(Part of a data file)

"""

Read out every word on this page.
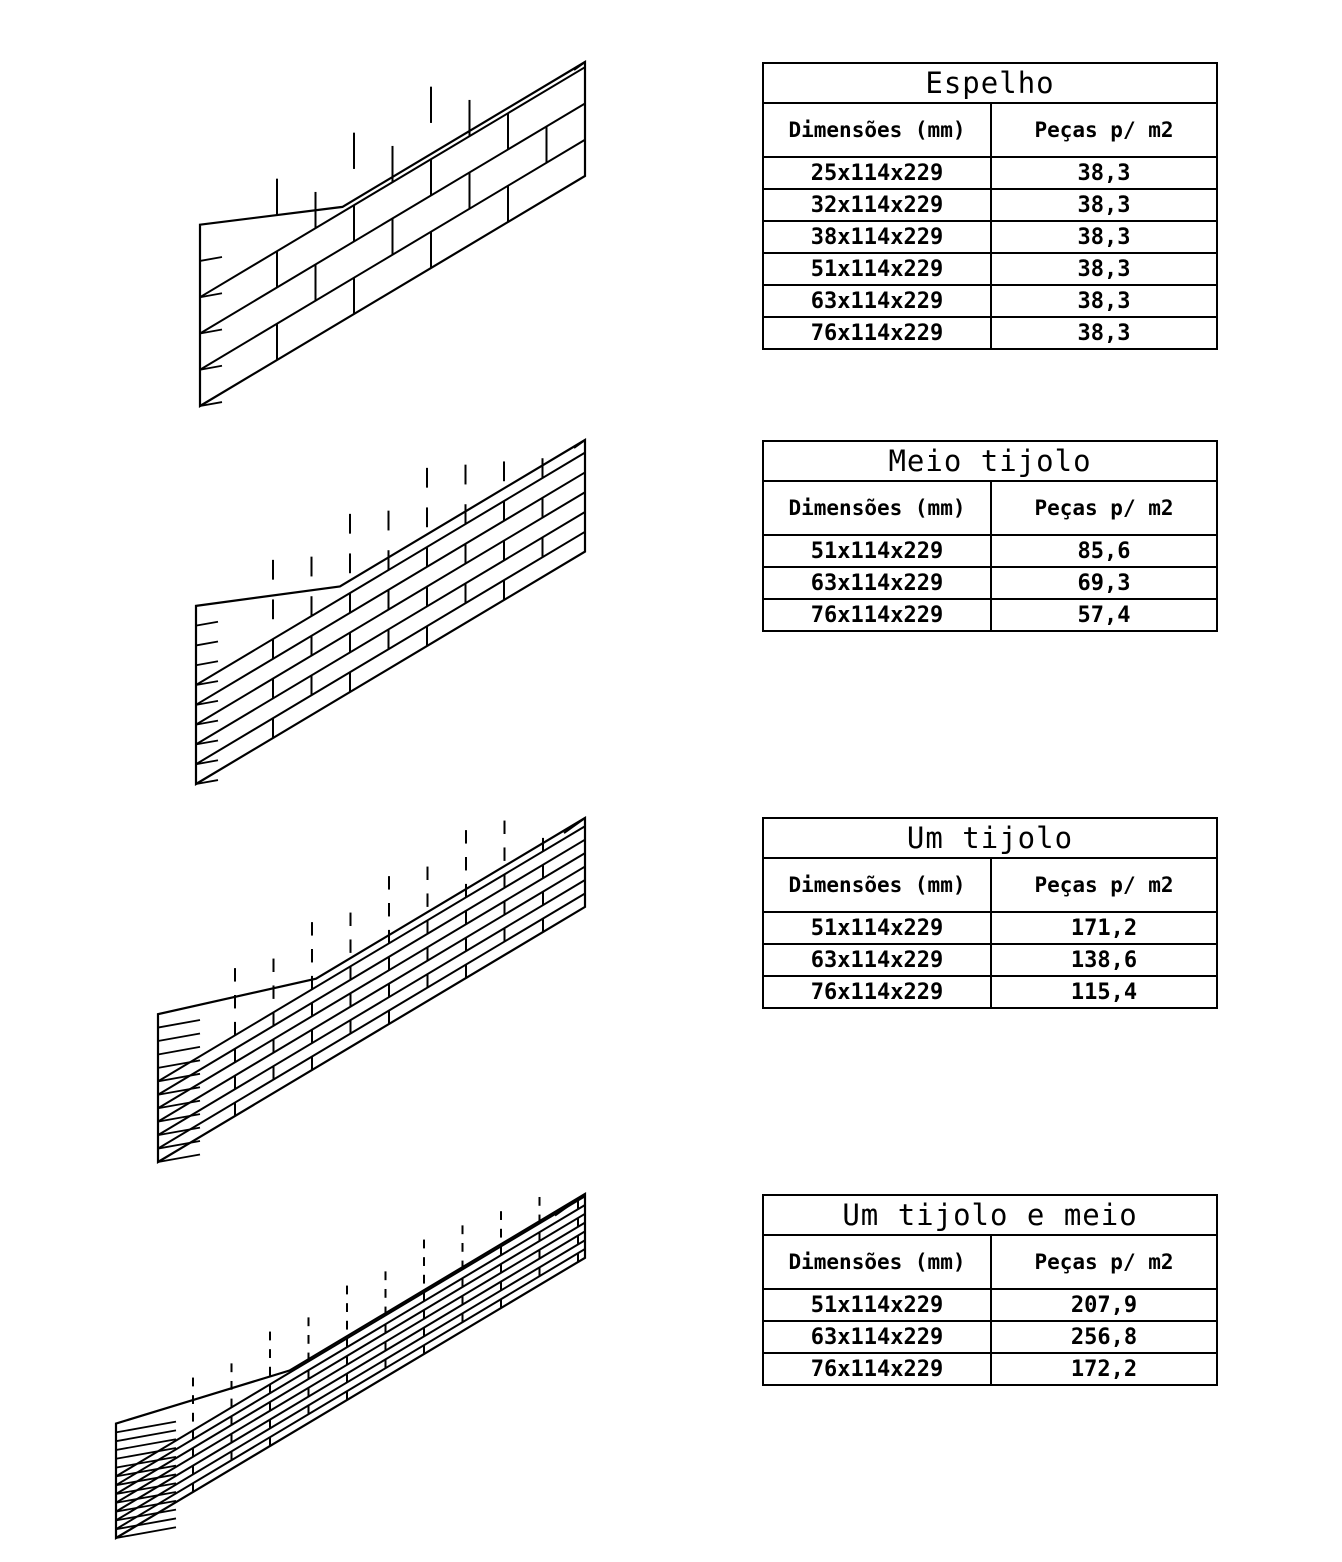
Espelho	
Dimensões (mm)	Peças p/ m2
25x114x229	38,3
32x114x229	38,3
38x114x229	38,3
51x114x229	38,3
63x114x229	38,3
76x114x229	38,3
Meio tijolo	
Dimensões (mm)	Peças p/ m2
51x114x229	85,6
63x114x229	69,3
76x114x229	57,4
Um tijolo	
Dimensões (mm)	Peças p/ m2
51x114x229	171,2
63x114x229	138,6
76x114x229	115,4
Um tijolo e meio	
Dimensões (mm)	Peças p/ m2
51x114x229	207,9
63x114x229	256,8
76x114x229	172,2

"""
"""

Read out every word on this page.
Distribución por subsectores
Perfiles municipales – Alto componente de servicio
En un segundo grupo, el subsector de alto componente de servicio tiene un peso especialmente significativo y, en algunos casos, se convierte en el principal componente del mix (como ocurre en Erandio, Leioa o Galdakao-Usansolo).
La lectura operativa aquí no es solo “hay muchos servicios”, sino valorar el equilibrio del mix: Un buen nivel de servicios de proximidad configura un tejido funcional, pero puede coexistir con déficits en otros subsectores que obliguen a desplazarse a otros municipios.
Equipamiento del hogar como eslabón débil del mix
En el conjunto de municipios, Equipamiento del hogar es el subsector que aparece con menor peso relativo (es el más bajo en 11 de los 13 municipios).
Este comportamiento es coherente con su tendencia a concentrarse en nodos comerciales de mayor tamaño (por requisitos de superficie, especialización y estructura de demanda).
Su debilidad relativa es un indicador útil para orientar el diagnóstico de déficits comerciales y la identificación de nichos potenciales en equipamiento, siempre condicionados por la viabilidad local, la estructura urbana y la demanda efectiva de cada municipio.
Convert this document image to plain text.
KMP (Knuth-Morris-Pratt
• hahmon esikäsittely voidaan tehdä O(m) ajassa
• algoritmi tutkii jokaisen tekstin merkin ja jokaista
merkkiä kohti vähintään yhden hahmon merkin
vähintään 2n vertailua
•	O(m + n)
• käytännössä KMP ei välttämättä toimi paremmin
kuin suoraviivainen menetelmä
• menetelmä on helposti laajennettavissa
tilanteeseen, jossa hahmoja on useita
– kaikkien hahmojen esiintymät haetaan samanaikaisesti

"""

SET EXERCISE: How many of the lines above contain the string "componente"? Give the number only.

WORKED ANSWER: 2